(Records from a data source)
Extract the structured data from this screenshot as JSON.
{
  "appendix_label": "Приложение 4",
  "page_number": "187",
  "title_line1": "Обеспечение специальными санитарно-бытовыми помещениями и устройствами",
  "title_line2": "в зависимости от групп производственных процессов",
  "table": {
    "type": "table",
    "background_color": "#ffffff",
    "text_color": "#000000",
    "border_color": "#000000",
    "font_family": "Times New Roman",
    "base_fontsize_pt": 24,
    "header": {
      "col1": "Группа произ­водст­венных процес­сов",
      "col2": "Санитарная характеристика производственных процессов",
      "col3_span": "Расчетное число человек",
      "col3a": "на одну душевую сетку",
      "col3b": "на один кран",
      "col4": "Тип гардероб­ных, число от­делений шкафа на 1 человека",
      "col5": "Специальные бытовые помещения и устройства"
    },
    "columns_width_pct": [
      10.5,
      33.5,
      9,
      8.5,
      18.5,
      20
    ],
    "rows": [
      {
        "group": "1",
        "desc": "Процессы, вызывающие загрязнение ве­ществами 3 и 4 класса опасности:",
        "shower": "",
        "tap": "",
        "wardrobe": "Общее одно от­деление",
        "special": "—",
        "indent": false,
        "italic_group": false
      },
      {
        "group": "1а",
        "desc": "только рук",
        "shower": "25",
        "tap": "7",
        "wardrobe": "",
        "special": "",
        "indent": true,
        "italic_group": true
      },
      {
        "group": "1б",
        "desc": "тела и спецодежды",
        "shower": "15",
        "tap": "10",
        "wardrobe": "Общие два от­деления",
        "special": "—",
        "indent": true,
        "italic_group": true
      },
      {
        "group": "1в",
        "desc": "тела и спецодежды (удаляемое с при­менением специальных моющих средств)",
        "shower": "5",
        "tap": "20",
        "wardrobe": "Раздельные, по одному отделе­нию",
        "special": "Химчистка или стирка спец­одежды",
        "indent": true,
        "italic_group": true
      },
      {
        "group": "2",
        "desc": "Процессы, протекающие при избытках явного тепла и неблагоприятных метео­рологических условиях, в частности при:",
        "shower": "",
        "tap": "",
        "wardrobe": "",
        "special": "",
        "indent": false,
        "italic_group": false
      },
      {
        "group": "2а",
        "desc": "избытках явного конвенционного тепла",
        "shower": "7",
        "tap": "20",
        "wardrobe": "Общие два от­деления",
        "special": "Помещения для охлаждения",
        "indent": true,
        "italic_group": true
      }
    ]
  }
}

_What needs to be done_
Please restate the records in full, word for word.

_Finished answer_
Extract the structured data from this screenshot as JSON.
{
  "appendix_label": "Приложение 4",
  "page_number": "187",
  "title_line1": "Обеспечение специальными санитарно-бытовыми помещениями и устройствами",
  "title_line2": "в зависимости от групп производственных процессов",
  "table": {
    "type": "table",
    "background_color": "#ffffff",
    "text_color": "#000000",
    "border_color": "#000000",
    "font_family": "Times New Roman",
    "base_fontsize_pt": 24,
    "header": {
      "col1": "Группа произ­водст­венных процес­сов",
      "col2": "Санитарная характеристика производственных процессов",
      "col3_span": "Расчетное число человек",
      "col3a": "на одну душевую сетку",
      "col3b": "на один кран",
      "col4": "Тип гардероб­ных, число от­делений шкафа на 1 человека",
      "col5": "Специальные бытовые помещения и устройства"
    },
    "columns_width_pct": [
      10.5,
      33.5,
      9,
      8.5,
      18.5,
      20
    ],
    "rows": [
      {
        "group": "1",
        "desc": "Процессы, вызывающие загрязнение ве­ществами 3 и 4 класса опасности:",
        "shower": "",
        "tap": "",
        "wardrobe": "Общее одно от­деление",
        "special": "—",
        "indent": false,
        "italic_group": false
      },
      {
        "group": "1а",
        "desc": "только рук",
        "shower": "25",
        "tap": "7",
        "wardrobe": "",
        "special": "",
        "indent": true,
        "italic_group": true
      },
      {
        "group": "1б",
        "desc": "тела и спецодежды",
        "shower": "15",
        "tap": "10",
        "wardrobe": "Общие два от­деления",
        "special": "—",
        "indent": true,
        "italic_group": true
      },
      {
        "group": "1в",
        "desc": "тела и спецодежды (удаляемое с при­менением специальных моющих средств)",
        "shower": "5",
        "tap": "20",
        "wardrobe": "Раздельные, по одному отделе­нию",
        "special": "Химчистка или стирка спец­одежды",
        "indent": true,
        "italic_group": true
      },
      {
        "group": "2",
        "desc": "Процессы, протекающие при избытках явного тепла и неблагоприятных метео­рологических условиях, в частности при:",
        "shower": "",
        "tap": "",
        "wardrobe": "",
        "special": "",
        "indent": false,
        "italic_group": false
      },
      {
        "group": "2а",
        "desc": "избытках явного конвенционного тепла",
        "shower": "7",
        "tap": "20",
        "wardrobe": "Общие два от­деления",
        "special": "Помещения для охлаждения",
        "indent": true,
        "italic_group": true
      }
    ]
  }
}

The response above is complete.